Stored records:
>>>

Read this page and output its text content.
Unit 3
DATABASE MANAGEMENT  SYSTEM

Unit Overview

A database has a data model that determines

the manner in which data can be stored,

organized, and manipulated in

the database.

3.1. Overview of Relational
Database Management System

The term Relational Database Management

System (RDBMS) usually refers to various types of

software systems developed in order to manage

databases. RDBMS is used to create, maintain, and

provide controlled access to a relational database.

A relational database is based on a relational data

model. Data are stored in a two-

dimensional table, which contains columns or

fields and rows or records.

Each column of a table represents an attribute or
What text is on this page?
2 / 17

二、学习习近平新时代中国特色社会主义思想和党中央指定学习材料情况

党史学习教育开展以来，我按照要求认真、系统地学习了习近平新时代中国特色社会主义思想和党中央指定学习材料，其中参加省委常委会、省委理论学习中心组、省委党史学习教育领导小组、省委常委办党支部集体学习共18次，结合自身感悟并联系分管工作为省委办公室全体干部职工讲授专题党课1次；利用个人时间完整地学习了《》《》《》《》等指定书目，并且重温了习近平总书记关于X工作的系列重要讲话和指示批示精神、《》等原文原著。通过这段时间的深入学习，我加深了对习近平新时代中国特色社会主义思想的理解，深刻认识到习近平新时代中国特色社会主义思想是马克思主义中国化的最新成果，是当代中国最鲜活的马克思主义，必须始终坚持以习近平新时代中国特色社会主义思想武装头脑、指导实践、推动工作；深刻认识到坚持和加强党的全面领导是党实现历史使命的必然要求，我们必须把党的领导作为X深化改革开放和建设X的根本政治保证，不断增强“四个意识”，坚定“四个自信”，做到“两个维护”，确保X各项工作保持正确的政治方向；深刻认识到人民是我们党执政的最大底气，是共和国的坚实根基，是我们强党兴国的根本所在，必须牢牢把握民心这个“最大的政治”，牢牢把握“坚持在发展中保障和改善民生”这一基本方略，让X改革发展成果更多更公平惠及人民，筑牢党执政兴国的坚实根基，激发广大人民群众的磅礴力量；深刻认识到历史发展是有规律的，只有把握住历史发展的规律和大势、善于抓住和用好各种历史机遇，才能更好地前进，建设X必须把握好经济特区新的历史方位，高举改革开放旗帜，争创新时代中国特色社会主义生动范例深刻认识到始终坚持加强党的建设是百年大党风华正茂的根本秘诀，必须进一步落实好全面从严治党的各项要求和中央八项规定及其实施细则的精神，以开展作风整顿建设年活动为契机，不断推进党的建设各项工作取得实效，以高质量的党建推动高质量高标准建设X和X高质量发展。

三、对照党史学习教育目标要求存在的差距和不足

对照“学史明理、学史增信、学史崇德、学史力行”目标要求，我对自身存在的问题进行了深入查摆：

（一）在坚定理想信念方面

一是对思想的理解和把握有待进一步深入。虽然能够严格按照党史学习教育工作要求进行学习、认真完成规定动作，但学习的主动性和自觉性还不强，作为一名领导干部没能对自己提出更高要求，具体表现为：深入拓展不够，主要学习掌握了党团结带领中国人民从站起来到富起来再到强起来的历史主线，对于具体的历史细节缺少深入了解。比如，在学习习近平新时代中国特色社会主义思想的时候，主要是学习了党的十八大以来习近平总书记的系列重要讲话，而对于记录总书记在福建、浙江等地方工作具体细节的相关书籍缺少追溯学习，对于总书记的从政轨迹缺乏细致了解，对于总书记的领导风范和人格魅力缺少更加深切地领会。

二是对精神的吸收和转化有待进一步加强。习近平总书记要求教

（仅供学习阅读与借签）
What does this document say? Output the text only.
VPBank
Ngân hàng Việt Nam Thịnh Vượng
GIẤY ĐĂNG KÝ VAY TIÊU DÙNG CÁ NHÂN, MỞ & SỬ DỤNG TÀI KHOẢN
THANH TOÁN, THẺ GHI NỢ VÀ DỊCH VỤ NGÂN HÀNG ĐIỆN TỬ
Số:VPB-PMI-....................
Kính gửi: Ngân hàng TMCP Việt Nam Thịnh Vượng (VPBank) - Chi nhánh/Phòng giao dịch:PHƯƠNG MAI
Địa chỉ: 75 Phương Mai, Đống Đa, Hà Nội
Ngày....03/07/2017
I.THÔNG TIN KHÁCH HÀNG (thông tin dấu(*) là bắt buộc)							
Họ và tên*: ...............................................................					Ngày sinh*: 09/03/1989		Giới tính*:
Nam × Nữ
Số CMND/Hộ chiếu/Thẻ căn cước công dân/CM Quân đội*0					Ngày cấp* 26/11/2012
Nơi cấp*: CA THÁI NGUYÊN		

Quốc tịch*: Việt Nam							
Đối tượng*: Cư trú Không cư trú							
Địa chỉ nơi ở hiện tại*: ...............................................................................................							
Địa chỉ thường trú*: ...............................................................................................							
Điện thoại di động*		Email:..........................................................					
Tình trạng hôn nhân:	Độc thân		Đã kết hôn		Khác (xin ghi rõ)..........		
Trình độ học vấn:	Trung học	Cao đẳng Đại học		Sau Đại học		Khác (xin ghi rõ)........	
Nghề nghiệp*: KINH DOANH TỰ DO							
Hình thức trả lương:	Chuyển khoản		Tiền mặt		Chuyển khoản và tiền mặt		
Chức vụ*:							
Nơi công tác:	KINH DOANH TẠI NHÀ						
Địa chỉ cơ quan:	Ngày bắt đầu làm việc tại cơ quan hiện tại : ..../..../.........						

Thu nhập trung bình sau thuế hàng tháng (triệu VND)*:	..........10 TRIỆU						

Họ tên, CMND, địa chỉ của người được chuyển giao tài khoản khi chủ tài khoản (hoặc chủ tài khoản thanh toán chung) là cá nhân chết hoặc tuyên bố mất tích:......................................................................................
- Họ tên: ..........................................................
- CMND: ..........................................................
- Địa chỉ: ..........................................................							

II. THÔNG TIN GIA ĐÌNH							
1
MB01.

<<<

Challenge:
Output the entries verbatim.

Answer:
Read this page and output its text content.
Unit 3
DATABASE MANAGEMENT  SYSTEM

Unit Overview

A database has a data model that determines

the manner in which data can be stored,

organized, and manipulated in

the database.

3.1. Overview of Relational
Database Management System

The term Relational Database Management

System (RDBMS) usually refers to various types of

software systems developed in order to manage

databases. RDBMS is used to create, maintain, and

provide controlled access to a relational database.

A relational database is based on a relational data

model. Data are stored in a two-

dimensional table, which contains columns or

fields and rows or records.

Each column of a table represents an attribute or
What text is on this page?
2 / 17

二、学习习近平新时代中国特色社会主义思想和党中央指定学习材料情况

党史学习教育开展以来，我按照要求认真、系统地学习了习近平新时代中国特色社会主义思想和党中央指定学习材料，其中参加省委常委会、省委理论学习中心组、省委党史学习教育领导小组、省委常委办党支部集体学习共18次，结合自身感悟并联系分管工作为省委办公室全体干部职工讲授专题党课1次；利用个人时间完整地学习了《》《》《》《》等指定书目，并且重温了习近平总书记关于X工作的系列重要讲话和指示批示精神、《》等原文原著。通过这段时间的深入学习，我加深了对习近平新时代中国特色社会主义思想的理解，深刻认识到习近平新时代中国特色社会主义思想是马克思主义中国化的最新成果，是当代中国最鲜活的马克思主义，必须始终坚持以习近平新时代中国特色社会主义思想武装头脑、指导实践、推动工作；深刻认识到坚持和加强党的全面领导是党实现历史使命的必然要求，我们必须把党的领导作为X深化改革开放和建设X的根本政治保证，不断增强“四个意识”，坚定“四个自信”，做到“两个维护”，确保X各项工作保持正确的政治方向；深刻认识到人民是我们党执政的最大底气，是共和国的坚实根基，是我们强党兴国的根本所在，必须牢牢把握民心这个“最大的政治”，牢牢把握“坚持在发展中保障和改善民生”这一基本方略，让X改革发展成果更多更公平惠及人民，筑牢党执政兴国的坚实根基，激发广大人民群众的磅礴力量；深刻认识到历史发展是有规律的，只有把握住历史发展的规律和大势、善于抓住和用好各种历史机遇，才能更好地前进，建设X必须把握好经济特区新的历史方位，高举改革开放旗帜，争创新时代中国特色社会主义生动范例深刻认识到始终坚持加强党的建设是百年大党风华正茂的根本秘诀，必须进一步落实好全面从严治党的各项要求和中央八项规定及其实施细则的精神，以开展作风整顿建设年活动为契机，不断推进党的建设各项工作取得实效，以高质量的党建推动高质量高标准建设X和X高质量发展。

三、对照党史学习教育目标要求存在的差距和不足

对照“学史明理、学史增信、学史崇德、学史力行”目标要求，我对自身存在的问题进行了深入查摆：

（一）在坚定理想信念方面

一是对思想的理解和把握有待进一步深入。虽然能够严格按照党史学习教育工作要求进行学习、认真完成规定动作，但学习的主动性和自觉性还不强，作为一名领导干部没能对自己提出更高要求，具体表现为：深入拓展不够，主要学习掌握了党团结带领中国人民从站起来到富起来再到强起来的历史主线，对于具体的历史细节缺少深入了解。比如，在学习习近平新时代中国特色社会主义思想的时候，主要是学习了党的十八大以来习近平总书记的系列重要讲话，而对于记录总书记在福建、浙江等地方工作具体细节的相关书籍缺少追溯学习，对于总书记的从政轨迹缺乏细致了解，对于总书记的领导风范和人格魅力缺少更加深切地领会。

二是对精神的吸收和转化有待进一步加强。习近平总书记要求教

（仅供学习阅读与借签）
What does this document say? Output the text only.
VPBank
Ngân hàng Việt Nam Thịnh Vượng
GIẤY ĐĂNG KÝ VAY TIÊU DÙNG CÁ NHÂN, MỞ & SỬ DỤNG TÀI KHOẢN
THANH TOÁN, THẺ GHI NỢ VÀ DỊCH VỤ NGÂN HÀNG ĐIỆN TỬ
Số:VPB-PMI-....................
Kính gửi: Ngân hàng TMCP Việt Nam Thịnh Vượng (VPBank) - Chi nhánh/Phòng giao dịch:PHƯƠNG MAI
Địa chỉ: 75 Phương Mai, Đống Đa, Hà Nội
Ngày....03/07/2017
I.THÔNG TIN KHÁCH HÀNG (thông tin dấu(*) là bắt buộc)							
Họ và tên*: ...............................................................					Ngày sinh*: 09/03/1989		Giới tính*:
Nam × Nữ
Số CMND/Hộ chiếu/Thẻ căn cước công dân/CM Quân đội*0					Ngày cấp* 26/11/2012
Nơi cấp*: CA THÁI NGUYÊN		

Quốc tịch*: Việt Nam							
Đối tượng*: Cư trú Không cư trú							
Địa chỉ nơi ở hiện tại*: ...............................................................................................							
Địa chỉ thường trú*: ...............................................................................................							
Điện thoại di động*		Email:..........................................................					
Tình trạng hôn nhân:	Độc thân		Đã kết hôn		Khác (xin ghi rõ)..........		
Trình độ học vấn:	Trung học	Cao đẳng Đại học		Sau Đại học		Khác (xin ghi rõ)........	
Nghề nghiệp*: KINH DOANH TỰ DO							
Hình thức trả lương:	Chuyển khoản		Tiền mặt		Chuyển khoản và tiền mặt		
Chức vụ*:							
Nơi công tác:	KINH DOANH TẠI NHÀ						
Địa chỉ cơ quan:	Ngày bắt đầu làm việc tại cơ quan hiện tại : ..../..../.........						

Thu nhập trung bình sau thuế hàng tháng (triệu VND)*:	..........10 TRIỆU						

Họ tên, CMND, địa chỉ của người được chuyển giao tài khoản khi chủ tài khoản (hoặc chủ tài khoản thanh toán chung) là cá nhân chết hoặc tuyên bố mất tích:......................................................................................
- Họ tên: ..........................................................
- CMND: ..........................................................
- Địa chỉ: ..........................................................							

II. THÔNG TIN GIA ĐÌNH							
1
MB01.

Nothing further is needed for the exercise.